• **Goal of the exercise**:
Gather all lines with the word "tuning" in them.

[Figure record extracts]
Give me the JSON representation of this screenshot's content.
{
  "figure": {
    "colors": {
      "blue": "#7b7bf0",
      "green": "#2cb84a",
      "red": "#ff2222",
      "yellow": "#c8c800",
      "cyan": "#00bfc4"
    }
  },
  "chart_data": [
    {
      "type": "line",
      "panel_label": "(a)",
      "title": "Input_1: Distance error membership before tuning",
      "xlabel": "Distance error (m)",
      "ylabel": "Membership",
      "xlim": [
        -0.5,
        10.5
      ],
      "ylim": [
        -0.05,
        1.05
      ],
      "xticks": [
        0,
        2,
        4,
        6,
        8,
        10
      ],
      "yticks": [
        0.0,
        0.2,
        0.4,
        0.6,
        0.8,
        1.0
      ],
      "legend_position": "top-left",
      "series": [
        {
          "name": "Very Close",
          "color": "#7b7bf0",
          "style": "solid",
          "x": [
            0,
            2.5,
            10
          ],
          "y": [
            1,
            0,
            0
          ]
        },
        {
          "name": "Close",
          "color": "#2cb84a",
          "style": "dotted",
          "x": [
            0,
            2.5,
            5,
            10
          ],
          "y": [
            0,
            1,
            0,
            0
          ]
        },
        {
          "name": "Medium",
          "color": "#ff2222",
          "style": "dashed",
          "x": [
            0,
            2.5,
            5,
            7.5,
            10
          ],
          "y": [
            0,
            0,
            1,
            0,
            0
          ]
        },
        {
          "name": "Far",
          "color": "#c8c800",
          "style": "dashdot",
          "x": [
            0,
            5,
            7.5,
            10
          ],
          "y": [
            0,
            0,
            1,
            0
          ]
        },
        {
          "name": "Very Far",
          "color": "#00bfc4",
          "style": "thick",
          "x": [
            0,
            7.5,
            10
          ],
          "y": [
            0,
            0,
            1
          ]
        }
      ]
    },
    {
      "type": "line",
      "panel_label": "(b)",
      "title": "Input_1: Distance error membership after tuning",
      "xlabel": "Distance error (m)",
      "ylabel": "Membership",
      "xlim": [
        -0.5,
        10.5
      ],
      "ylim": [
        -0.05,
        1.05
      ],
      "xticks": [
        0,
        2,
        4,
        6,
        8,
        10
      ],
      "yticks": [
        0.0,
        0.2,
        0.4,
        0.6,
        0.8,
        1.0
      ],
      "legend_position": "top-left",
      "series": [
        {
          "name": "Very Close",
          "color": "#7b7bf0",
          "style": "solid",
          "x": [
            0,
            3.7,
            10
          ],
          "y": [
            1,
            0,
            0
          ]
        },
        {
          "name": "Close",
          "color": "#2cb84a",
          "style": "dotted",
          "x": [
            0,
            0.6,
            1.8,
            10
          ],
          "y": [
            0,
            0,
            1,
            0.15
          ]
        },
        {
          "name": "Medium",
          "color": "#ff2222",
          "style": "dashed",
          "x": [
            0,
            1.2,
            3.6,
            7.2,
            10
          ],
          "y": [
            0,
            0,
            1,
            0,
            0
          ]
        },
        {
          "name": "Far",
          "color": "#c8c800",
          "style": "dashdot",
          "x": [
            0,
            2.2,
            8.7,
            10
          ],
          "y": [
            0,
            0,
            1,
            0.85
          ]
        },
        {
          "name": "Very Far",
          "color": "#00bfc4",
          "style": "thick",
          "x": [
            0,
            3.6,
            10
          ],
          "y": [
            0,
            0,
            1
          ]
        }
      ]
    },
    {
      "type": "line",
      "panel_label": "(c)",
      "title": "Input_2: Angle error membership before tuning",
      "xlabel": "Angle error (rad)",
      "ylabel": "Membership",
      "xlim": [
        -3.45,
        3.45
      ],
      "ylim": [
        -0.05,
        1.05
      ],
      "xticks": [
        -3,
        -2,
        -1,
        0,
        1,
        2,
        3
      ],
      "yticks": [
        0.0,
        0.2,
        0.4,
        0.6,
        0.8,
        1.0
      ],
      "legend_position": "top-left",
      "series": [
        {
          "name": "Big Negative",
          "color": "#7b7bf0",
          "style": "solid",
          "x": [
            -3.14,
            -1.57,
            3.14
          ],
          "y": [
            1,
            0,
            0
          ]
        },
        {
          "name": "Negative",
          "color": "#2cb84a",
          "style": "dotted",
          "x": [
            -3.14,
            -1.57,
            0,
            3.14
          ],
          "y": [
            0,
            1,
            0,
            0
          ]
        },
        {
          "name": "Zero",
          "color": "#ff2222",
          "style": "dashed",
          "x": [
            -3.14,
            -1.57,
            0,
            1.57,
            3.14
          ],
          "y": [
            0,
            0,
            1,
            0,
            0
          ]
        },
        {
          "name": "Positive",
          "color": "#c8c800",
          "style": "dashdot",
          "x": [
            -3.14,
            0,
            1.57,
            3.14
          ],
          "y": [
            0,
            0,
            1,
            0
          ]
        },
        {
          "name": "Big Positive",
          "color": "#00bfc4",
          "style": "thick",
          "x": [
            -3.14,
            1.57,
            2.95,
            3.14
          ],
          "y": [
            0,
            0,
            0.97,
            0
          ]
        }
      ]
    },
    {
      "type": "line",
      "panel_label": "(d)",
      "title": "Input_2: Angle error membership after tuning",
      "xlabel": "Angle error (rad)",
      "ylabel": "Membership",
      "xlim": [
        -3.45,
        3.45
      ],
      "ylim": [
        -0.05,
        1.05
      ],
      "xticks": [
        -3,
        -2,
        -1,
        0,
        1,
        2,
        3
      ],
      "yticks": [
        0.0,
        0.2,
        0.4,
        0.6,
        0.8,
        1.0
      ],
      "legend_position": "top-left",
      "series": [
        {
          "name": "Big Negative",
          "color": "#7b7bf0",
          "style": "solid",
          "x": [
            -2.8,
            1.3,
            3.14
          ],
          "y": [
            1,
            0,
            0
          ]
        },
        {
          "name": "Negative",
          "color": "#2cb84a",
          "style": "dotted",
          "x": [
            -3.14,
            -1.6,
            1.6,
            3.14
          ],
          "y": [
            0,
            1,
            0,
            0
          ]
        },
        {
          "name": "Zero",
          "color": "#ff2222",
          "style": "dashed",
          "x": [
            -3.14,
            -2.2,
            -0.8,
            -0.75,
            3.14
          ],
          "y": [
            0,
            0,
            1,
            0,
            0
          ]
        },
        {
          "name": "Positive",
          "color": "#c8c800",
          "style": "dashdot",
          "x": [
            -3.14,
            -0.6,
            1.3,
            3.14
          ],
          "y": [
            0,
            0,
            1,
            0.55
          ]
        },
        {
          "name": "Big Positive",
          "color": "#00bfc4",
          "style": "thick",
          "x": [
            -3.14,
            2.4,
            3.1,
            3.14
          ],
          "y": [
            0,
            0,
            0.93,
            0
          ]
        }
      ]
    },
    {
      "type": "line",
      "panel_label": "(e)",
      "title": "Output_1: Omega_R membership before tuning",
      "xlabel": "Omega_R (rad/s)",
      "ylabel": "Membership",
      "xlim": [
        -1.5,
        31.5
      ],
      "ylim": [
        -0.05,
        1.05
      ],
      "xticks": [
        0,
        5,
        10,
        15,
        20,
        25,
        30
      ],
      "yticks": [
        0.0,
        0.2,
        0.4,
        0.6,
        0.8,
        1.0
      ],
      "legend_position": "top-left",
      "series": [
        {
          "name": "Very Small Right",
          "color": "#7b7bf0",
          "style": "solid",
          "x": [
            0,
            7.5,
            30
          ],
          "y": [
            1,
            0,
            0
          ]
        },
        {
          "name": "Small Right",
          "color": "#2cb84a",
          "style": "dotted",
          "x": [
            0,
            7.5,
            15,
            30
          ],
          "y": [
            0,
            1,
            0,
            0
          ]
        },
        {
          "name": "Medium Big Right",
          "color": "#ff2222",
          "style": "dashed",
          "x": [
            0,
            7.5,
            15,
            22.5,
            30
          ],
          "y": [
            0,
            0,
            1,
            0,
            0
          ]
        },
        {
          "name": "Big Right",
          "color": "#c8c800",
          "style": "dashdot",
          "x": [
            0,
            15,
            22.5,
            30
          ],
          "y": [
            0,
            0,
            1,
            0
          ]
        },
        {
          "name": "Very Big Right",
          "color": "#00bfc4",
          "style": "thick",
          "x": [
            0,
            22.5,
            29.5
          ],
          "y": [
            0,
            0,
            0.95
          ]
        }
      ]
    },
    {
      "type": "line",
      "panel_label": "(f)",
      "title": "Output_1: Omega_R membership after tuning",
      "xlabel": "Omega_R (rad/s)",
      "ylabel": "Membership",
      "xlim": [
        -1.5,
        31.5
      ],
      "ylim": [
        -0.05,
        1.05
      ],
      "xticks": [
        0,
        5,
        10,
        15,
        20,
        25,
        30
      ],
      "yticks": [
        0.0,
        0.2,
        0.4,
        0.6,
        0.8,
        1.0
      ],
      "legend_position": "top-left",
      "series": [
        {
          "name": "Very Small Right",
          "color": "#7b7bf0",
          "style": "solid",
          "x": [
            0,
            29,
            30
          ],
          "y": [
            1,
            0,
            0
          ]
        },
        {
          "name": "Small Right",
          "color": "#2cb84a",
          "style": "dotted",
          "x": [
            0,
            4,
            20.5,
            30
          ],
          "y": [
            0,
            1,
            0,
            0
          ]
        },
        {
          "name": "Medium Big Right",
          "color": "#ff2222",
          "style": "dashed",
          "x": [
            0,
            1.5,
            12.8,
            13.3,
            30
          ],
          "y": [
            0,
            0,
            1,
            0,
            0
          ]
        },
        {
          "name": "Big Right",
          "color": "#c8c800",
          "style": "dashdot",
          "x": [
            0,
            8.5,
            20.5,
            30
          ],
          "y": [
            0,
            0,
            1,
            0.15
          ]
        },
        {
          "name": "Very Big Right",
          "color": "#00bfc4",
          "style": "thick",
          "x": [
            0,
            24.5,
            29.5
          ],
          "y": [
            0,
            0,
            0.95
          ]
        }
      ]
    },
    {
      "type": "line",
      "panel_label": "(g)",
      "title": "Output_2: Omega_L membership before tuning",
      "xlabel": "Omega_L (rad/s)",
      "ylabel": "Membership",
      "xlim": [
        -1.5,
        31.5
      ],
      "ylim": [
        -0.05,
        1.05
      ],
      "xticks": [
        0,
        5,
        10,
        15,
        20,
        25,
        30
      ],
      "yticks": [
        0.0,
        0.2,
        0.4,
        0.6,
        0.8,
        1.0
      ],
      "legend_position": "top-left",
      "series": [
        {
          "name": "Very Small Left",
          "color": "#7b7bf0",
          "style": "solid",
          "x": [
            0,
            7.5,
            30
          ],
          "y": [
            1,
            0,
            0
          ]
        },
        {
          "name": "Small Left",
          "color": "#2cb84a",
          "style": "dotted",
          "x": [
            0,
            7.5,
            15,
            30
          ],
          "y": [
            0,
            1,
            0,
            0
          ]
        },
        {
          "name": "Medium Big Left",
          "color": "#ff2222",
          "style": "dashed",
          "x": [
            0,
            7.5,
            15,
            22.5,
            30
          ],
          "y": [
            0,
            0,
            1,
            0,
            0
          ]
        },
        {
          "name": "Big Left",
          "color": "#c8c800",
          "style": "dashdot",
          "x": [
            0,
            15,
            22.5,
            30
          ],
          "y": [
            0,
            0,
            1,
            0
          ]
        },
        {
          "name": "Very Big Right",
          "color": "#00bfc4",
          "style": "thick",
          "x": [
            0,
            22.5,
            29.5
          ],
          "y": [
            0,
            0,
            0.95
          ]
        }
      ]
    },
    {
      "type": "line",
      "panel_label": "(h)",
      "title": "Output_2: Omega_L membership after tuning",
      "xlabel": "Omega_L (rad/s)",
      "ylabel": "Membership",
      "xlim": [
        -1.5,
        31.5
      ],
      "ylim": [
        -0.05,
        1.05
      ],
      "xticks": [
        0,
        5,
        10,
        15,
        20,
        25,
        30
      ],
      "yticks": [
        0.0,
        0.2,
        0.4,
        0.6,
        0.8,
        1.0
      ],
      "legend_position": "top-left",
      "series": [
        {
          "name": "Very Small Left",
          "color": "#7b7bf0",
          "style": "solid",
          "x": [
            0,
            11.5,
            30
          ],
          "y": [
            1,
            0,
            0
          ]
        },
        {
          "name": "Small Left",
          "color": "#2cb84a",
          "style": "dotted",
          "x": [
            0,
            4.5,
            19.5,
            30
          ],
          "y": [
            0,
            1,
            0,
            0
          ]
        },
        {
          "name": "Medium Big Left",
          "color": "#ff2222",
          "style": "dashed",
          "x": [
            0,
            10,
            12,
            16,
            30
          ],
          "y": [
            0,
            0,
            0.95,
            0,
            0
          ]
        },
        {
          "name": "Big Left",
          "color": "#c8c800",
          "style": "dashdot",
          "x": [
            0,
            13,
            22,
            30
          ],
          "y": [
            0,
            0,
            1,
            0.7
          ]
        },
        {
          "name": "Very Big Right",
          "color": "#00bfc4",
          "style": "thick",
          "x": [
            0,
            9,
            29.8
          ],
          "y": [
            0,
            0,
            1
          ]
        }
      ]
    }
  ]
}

• **Output**:
      "title": "Input_1: Distance error membership before tuning",
      "title": "Input_1: Distance error membership after tuning",
      "title": "Input_2: Angle error membership before tuning",
      "title": "Input_2: Angle error membership after tuning",
      "title": "Output_1: Omega_R membership before tuning",
      "title": "Output_1: Omega_R membership after tuning",
      "title": "Output_2: Omega_L membership before tuning",
      "title": "Output_2: Omega_L membership after tuning",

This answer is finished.